BRIEF: Below are some records. Say in a single number how many of their lines include the word "using".

Dataset items

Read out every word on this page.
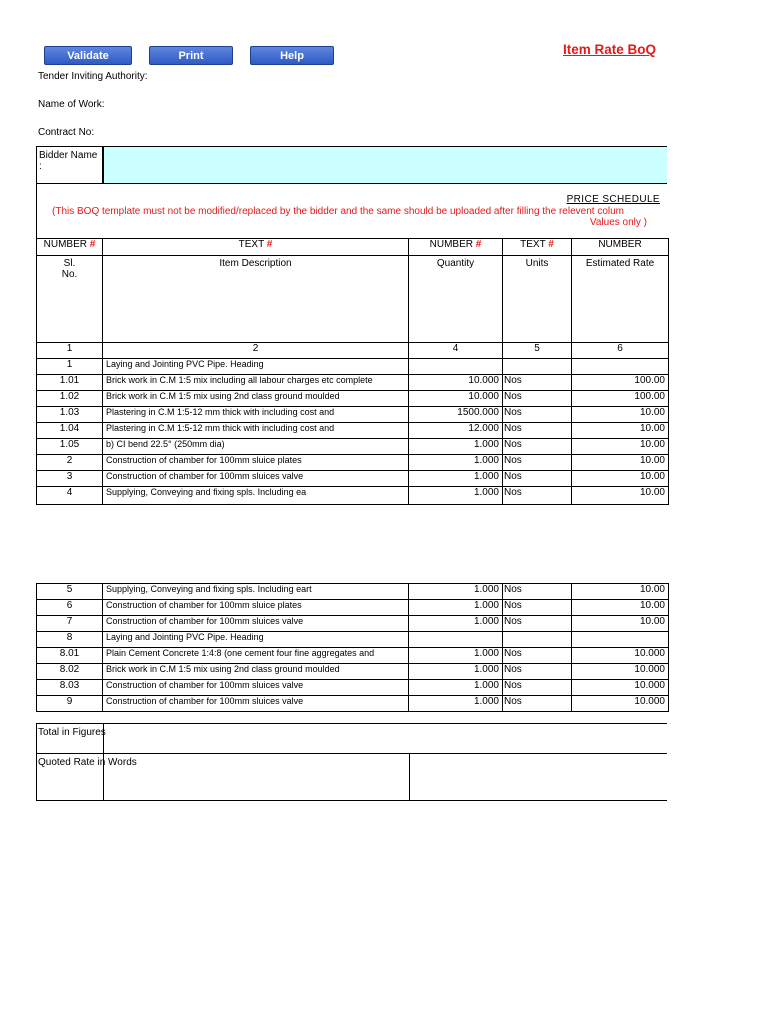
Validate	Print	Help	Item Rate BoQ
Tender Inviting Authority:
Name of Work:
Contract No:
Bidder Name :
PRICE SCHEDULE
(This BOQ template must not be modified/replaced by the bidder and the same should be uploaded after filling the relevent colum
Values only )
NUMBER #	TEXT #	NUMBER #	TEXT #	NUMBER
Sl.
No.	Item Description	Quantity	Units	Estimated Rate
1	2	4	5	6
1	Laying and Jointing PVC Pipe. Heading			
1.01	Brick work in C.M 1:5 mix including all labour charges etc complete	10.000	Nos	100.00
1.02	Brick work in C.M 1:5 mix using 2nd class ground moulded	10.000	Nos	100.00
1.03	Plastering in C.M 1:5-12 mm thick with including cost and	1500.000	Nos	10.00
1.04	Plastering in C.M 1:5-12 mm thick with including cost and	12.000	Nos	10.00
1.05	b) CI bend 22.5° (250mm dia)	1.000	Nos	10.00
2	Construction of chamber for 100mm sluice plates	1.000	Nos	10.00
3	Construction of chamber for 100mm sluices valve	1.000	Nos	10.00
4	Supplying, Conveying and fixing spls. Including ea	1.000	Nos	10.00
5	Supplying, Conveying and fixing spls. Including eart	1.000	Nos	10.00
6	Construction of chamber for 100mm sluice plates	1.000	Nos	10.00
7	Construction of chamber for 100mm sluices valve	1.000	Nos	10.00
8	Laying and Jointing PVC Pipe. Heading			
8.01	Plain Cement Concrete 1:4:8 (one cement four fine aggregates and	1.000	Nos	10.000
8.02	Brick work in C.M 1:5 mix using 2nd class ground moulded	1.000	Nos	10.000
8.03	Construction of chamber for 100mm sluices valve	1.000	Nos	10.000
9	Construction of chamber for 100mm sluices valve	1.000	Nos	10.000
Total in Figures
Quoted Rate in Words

RESULT OF THIS EXERCISE: 2